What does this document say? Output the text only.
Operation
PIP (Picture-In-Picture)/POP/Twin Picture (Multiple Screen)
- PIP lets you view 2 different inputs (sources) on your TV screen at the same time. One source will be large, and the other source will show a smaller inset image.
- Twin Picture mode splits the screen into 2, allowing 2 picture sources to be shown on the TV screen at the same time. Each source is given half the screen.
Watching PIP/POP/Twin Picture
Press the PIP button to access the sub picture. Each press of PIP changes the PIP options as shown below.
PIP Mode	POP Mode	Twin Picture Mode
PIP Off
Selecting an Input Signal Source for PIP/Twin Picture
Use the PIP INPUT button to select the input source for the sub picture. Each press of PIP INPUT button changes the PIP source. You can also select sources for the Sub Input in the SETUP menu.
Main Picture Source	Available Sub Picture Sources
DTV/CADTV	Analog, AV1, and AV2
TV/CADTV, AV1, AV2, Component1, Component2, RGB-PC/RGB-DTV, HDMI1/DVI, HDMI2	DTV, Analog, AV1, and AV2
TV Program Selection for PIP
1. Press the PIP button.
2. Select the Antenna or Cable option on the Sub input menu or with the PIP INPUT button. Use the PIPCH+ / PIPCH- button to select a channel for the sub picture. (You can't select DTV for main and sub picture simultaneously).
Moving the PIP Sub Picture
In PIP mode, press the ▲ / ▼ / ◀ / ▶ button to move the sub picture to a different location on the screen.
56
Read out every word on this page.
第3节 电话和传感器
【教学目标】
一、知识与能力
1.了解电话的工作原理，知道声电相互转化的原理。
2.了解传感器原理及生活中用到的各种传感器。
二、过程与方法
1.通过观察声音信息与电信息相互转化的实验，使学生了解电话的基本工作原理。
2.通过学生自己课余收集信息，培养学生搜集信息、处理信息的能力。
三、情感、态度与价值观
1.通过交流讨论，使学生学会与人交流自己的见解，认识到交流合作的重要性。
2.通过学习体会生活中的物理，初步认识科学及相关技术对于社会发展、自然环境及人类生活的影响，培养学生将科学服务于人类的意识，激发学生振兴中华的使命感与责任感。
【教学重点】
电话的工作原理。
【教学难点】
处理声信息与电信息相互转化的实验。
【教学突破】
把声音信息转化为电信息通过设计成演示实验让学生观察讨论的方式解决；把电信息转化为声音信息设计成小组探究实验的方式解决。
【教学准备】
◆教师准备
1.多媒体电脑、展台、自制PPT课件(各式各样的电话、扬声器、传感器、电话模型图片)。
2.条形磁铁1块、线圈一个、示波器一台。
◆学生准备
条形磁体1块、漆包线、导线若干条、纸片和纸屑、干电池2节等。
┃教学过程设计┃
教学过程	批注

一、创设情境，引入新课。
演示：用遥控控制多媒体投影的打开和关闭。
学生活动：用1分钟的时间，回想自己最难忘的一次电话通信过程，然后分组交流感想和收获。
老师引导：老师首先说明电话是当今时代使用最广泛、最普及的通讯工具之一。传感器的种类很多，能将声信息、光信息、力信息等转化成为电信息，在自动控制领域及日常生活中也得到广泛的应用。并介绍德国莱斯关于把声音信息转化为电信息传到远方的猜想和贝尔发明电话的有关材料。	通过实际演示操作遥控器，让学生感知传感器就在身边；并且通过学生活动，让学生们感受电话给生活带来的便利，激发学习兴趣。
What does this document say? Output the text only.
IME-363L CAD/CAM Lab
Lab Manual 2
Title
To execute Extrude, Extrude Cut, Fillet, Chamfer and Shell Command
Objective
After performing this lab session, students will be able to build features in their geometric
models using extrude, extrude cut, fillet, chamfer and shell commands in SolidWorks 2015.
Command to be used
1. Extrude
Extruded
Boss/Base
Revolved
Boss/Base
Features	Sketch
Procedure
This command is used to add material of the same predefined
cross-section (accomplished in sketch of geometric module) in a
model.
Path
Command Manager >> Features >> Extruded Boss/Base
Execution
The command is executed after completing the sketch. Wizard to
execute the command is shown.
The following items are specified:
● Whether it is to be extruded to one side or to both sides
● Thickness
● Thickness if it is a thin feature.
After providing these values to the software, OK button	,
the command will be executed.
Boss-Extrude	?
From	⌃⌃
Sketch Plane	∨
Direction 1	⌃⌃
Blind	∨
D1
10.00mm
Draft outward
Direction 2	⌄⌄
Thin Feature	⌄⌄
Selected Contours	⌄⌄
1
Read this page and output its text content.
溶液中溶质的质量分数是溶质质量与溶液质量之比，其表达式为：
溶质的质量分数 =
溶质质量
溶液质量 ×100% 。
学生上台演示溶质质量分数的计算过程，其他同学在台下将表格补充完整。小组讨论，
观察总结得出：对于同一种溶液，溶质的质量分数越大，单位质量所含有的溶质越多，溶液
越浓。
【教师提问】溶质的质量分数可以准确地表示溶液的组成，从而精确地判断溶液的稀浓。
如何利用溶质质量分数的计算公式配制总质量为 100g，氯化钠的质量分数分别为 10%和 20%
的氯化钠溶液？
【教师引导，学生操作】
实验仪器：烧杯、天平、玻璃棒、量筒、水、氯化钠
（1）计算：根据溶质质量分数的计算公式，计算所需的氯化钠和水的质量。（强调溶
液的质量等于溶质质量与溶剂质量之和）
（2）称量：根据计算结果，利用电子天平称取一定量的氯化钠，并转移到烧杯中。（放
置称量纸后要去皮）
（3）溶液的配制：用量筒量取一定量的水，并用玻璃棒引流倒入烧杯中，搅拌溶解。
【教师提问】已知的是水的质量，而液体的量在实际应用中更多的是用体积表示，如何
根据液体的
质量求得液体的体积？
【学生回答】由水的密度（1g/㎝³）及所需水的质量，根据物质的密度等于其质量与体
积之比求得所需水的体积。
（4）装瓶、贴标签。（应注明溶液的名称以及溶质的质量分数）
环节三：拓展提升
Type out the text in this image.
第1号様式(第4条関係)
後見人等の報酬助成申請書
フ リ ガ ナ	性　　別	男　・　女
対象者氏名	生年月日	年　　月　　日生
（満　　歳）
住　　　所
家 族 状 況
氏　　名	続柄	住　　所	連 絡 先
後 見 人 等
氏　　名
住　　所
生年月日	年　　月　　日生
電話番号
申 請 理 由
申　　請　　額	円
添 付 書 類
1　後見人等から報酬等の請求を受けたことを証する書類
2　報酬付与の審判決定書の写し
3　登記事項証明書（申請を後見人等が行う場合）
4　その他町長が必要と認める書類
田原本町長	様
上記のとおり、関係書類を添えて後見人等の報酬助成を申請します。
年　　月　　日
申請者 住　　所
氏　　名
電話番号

### GIVEN PROBLEM
Collect each line holding the string "Read".

### TASK RESULT
Read out every word on this page.
Read this page and output its text content.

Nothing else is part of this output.